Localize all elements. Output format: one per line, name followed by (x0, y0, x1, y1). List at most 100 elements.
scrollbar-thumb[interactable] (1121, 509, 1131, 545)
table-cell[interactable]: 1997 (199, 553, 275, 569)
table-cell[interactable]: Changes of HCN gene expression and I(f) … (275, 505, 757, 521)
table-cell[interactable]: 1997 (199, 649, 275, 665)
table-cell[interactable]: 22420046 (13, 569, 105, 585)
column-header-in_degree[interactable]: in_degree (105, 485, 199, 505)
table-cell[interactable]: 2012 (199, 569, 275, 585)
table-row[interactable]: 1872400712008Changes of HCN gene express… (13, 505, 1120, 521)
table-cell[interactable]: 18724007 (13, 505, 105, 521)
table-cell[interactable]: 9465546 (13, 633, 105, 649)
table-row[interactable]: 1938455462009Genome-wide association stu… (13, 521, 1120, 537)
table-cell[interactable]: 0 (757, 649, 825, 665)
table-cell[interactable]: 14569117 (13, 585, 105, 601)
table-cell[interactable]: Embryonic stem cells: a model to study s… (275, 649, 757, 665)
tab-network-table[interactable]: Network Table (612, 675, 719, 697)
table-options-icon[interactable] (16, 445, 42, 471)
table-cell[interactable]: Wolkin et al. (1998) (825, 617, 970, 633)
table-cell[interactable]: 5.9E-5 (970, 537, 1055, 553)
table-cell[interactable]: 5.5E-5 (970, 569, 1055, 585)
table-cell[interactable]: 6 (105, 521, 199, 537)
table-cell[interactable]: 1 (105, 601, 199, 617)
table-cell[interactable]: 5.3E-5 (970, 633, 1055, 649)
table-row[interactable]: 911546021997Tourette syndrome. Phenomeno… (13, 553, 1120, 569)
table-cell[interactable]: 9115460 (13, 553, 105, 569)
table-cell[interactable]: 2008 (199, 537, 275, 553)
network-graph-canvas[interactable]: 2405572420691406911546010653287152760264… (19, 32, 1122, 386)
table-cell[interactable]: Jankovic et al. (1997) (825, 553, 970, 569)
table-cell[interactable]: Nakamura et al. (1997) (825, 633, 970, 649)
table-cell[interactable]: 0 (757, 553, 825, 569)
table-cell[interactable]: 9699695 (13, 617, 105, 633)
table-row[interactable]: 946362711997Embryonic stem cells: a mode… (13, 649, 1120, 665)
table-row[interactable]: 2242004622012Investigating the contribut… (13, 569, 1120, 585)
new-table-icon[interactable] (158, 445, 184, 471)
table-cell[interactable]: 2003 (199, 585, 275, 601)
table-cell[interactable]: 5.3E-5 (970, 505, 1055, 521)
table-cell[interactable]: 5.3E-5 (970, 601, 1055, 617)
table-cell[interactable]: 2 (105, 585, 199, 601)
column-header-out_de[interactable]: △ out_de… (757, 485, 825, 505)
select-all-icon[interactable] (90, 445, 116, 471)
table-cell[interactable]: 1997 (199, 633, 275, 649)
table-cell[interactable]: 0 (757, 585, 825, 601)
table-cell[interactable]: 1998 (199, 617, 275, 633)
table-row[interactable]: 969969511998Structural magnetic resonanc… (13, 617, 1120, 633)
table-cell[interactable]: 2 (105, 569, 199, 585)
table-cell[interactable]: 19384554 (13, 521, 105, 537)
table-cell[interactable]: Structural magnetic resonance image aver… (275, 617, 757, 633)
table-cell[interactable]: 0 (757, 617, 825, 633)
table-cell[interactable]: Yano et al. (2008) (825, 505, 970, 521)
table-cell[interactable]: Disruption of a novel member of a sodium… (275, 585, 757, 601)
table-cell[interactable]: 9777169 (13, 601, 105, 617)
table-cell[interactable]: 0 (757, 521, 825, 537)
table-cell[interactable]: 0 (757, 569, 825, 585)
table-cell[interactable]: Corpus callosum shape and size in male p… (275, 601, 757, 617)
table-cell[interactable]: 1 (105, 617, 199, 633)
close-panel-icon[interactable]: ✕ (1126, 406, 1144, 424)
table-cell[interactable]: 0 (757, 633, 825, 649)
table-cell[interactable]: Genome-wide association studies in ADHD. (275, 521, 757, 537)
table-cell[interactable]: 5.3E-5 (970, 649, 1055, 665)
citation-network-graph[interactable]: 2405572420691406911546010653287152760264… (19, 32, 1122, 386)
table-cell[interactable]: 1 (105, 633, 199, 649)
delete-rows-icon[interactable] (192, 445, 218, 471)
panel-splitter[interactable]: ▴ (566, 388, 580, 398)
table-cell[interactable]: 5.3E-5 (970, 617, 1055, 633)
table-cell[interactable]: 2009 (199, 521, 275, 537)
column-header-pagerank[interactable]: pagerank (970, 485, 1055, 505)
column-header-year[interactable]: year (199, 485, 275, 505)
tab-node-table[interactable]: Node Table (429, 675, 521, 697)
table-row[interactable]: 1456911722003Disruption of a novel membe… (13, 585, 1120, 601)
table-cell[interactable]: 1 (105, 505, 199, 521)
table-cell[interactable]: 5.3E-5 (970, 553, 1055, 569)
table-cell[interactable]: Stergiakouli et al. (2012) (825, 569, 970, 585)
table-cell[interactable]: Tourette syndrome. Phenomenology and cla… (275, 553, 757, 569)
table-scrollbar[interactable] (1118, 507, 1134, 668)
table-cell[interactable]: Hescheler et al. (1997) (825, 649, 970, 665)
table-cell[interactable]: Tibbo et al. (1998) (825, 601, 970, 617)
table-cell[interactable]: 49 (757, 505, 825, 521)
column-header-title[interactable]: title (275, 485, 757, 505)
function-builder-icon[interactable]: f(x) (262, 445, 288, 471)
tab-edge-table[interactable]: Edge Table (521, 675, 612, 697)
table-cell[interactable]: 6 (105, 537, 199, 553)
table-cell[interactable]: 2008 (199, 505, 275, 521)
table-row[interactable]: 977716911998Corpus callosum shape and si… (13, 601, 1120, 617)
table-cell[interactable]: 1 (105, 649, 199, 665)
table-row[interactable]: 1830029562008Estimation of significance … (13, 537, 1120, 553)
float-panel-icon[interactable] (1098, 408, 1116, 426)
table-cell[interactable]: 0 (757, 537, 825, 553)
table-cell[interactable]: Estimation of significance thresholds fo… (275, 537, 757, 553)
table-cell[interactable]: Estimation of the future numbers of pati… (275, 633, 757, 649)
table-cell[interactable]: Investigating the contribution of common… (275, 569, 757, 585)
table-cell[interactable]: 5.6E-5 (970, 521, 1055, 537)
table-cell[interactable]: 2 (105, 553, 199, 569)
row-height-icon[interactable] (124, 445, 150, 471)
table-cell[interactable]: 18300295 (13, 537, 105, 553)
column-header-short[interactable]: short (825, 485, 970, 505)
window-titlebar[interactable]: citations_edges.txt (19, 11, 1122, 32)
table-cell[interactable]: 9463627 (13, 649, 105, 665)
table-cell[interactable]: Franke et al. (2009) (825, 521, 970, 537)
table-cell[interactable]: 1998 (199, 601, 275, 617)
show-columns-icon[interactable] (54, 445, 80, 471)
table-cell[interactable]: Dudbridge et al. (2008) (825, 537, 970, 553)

########################################

◆ EXERCISE ◆
Your answer must be a single number: how many lines of the records contain the word "syndrome".

◆ RESPONSE AREA ◆
2